Description of the task: Write out every single entry exactly.
----- Input records -----
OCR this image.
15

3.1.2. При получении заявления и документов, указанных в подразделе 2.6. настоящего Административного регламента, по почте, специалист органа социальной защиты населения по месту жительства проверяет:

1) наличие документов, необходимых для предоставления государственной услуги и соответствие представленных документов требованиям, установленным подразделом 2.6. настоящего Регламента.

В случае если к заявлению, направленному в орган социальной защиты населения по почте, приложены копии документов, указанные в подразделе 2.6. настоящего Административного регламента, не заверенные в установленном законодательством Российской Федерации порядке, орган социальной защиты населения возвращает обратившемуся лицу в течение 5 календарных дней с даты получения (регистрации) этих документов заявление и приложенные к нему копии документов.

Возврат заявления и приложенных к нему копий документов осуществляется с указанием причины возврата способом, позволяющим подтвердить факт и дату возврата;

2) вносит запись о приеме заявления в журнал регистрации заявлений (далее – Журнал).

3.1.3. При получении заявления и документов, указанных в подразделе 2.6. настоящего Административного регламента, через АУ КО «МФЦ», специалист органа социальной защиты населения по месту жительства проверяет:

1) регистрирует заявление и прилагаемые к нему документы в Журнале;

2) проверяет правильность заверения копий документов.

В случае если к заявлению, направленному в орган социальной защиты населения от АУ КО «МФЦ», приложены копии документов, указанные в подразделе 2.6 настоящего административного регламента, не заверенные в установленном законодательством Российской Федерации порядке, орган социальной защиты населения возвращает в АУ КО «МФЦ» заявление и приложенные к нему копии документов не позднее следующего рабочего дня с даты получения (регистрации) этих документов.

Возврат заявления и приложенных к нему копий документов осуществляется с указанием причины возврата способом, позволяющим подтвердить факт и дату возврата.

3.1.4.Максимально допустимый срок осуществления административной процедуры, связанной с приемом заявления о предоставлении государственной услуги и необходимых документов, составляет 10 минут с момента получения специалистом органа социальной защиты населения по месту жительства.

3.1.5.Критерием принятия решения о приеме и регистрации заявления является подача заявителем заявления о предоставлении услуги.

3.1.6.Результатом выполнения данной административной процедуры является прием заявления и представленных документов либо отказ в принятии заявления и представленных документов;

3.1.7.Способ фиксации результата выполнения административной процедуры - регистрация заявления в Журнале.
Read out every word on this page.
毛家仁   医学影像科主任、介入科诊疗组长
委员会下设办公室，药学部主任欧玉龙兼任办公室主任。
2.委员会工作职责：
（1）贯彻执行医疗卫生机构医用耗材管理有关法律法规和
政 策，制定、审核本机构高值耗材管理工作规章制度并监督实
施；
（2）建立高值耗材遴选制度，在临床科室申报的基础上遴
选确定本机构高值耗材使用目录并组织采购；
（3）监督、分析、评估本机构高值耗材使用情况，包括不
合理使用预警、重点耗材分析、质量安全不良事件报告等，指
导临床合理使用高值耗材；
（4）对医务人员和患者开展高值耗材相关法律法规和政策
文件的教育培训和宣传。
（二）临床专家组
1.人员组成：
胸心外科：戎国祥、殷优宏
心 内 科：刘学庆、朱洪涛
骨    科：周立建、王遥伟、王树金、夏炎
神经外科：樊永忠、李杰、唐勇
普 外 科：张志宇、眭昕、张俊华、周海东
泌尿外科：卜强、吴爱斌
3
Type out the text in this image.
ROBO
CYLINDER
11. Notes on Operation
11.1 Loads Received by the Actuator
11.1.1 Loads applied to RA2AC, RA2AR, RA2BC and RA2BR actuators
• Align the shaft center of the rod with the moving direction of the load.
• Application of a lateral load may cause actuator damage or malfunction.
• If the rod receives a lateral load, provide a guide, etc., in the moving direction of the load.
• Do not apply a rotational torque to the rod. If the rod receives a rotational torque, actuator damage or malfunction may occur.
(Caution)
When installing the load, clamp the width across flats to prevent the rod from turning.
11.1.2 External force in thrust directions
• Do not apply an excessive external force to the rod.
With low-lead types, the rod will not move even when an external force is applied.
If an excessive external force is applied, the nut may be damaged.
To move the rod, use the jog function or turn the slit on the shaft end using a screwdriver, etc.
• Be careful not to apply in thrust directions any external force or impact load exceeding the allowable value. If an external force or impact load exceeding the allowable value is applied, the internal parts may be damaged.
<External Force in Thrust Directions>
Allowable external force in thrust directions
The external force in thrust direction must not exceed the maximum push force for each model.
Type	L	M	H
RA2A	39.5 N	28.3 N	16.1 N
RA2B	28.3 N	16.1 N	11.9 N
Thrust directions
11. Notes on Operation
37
-----
Written solution:
OCR this image.
15

3.1.2. При получении заявления и документов, указанных в подразделе 2.6. настоящего Административного регламента, по почте, специалист органа социальной защиты населения по месту жительства проверяет:

1) наличие документов, необходимых для предоставления государственной услуги и соответствие представленных документов требованиям, установленным подразделом 2.6. настоящего Регламента.

В случае если к заявлению, направленному в орган социальной защиты населения по почте, приложены копии документов, указанные в подразделе 2.6. настоящего Административного регламента, не заверенные в установленном законодательством Российской Федерации порядке, орган социальной защиты населения возвращает обратившемуся лицу в течение 5 календарных дней с даты получения (регистрации) этих документов заявление и приложенные к нему копии документов.

Возврат заявления и приложенных к нему копий документов осуществляется с указанием причины возврата способом, позволяющим подтвердить факт и дату возврата;

2) вносит запись о приеме заявления в журнал регистрации заявлений (далее – Журнал).

3.1.3. При получении заявления и документов, указанных в подразделе 2.6. настоящего Административного регламента, через АУ КО «МФЦ», специалист органа социальной защиты населения по месту жительства проверяет:

1) регистрирует заявление и прилагаемые к нему документы в Журнале;

2) проверяет правильность заверения копий документов.

В случае если к заявлению, направленному в орган социальной защиты населения от АУ КО «МФЦ», приложены копии документов, указанные в подразделе 2.6 настоящего административного регламента, не заверенные в установленном законодательством Российской Федерации порядке, орган социальной защиты населения возвращает в АУ КО «МФЦ» заявление и приложенные к нему копии документов не позднее следующего рабочего дня с даты получения (регистрации) этих документов.

Возврат заявления и приложенных к нему копий документов осуществляется с указанием причины возврата способом, позволяющим подтвердить факт и дату возврата.

3.1.4.Максимально допустимый срок осуществления административной процедуры, связанной с приемом заявления о предоставлении государственной услуги и необходимых документов, составляет 10 минут с момента получения специалистом органа социальной защиты населения по месту жительства.

3.1.5.Критерием принятия решения о приеме и регистрации заявления является подача заявителем заявления о предоставлении услуги.

3.1.6.Результатом выполнения данной административной процедуры является прием заявления и представленных документов либо отказ в принятии заявления и представленных документов;

3.1.7.Способ фиксации результата выполнения административной процедуры - регистрация заявления в Журнале.
Read out every word on this page.
毛家仁   医学影像科主任、介入科诊疗组长
委员会下设办公室，药学部主任欧玉龙兼任办公室主任。
2.委员会工作职责：
（1）贯彻执行医疗卫生机构医用耗材管理有关法律法规和
政 策，制定、审核本机构高值耗材管理工作规章制度并监督实
施；
（2）建立高值耗材遴选制度，在临床科室申报的基础上遴
选确定本机构高值耗材使用目录并组织采购；
（3）监督、分析、评估本机构高值耗材使用情况，包括不
合理使用预警、重点耗材分析、质量安全不良事件报告等，指
导临床合理使用高值耗材；
（4）对医务人员和患者开展高值耗材相关法律法规和政策
文件的教育培训和宣传。
（二）临床专家组
1.人员组成：
胸心外科：戎国祥、殷优宏
心 内 科：刘学庆、朱洪涛
骨    科：周立建、王遥伟、王树金、夏炎
神经外科：樊永忠、李杰、唐勇
普 外 科：张志宇、眭昕、张俊华、周海东
泌尿外科：卜强、吴爱斌
3
Type out the text in this image.
ROBO
CYLINDER
11. Notes on Operation
11.1 Loads Received by the Actuator
11.1.1 Loads applied to RA2AC, RA2AR, RA2BC and RA2BR actuators
• Align the shaft center of the rod with the moving direction of the load.
• Application of a lateral load may cause actuator damage or malfunction.
• If the rod receives a lateral load, provide a guide, etc., in the moving direction of the load.
• Do not apply a rotational torque to the rod. If the rod receives a rotational torque, actuator damage or malfunction may occur.
(Caution)
When installing the load, clamp the width across flats to prevent the rod from turning.
11.1.2 External force in thrust directions
• Do not apply an excessive external force to the rod.
With low-lead types, the rod will not move even when an external force is applied.
If an excessive external force is applied, the nut may be damaged.
To move the rod, use the jog function or turn the slit on the shaft end using a screwdriver, etc.
• Be careful not to apply in thrust directions any external force or impact load exceeding the allowable value. If an external force or impact load exceeding the allowable value is applied, the internal parts may be damaged.
<External Force in Thrust Directions>
Allowable external force in thrust directions
The external force in thrust direction must not exceed the maximum push force for each model.
Type	L	M	H
RA2A	39.5 N	28.3 N	16.1 N
RA2B	28.3 N	16.1 N	11.9 N
Thrust directions
11. Notes on Operation
37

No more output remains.